Make an exact copy of each entry, leaving out every picture.

↓

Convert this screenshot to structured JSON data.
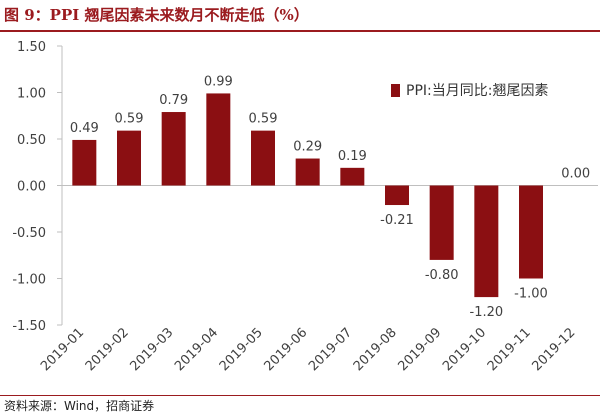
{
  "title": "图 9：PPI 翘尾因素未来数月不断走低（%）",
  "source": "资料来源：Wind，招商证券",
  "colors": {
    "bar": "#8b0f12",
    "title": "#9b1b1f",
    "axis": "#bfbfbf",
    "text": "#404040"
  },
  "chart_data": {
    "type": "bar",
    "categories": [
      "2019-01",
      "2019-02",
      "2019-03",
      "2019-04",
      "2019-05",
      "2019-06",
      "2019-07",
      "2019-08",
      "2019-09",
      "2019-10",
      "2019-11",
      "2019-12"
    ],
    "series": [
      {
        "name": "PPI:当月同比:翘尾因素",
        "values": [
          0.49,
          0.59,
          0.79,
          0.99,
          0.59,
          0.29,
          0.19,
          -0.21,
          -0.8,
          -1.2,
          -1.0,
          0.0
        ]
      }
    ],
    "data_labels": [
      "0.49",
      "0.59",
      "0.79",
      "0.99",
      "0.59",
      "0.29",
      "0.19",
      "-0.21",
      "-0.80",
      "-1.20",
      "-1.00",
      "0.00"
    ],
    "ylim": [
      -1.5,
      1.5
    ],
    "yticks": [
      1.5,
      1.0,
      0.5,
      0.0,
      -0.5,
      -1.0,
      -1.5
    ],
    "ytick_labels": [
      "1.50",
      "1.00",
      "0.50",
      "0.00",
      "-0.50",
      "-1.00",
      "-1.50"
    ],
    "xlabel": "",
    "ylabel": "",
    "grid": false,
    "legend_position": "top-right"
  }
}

↑

* Exercise solution:
Convert this screenshot to structured JSON data.
{
  "title": "图 9：PPI 翘尾因素未来数月不断走低（%）",
  "source": "资料来源：Wind，招商证券",
  "colors": {
    "bar": "#8b0f12",
    "title": "#9b1b1f",
    "axis": "#bfbfbf",
    "text": "#404040"
  },
  "chart_data": {
    "type": "bar",
    "categories": [
      "2019-01",
      "2019-02",
      "2019-03",
      "2019-04",
      "2019-05",
      "2019-06",
      "2019-07",
      "2019-08",
      "2019-09",
      "2019-10",
      "2019-11",
      "2019-12"
    ],
    "series": [
      {
        "name": "PPI:当月同比:翘尾因素",
        "values": [
          0.49,
          0.59,
          0.79,
          0.99,
          0.59,
          0.29,
          0.19,
          -0.21,
          -0.8,
          -1.2,
          -1.0,
          0.0
        ]
      }
    ],
    "data_labels": [
      "0.49",
      "0.59",
      "0.79",
      "0.99",
      "0.59",
      "0.29",
      "0.19",
      "-0.21",
      "-0.80",
      "-1.20",
      "-1.00",
      "0.00"
    ],
    "ylim": [
      -1.5,
      1.5
    ],
    "yticks": [
      1.5,
      1.0,
      0.5,
      0.0,
      -0.5,
      -1.0,
      -1.5
    ],
    "ytick_labels": [
      "1.50",
      "1.00",
      "0.50",
      "0.00",
      "-0.50",
      "-1.00",
      "-1.50"
    ],
    "xlabel": "",
    "ylabel": "",
    "grid": false,
    "legend_position": "top-right"
  }
}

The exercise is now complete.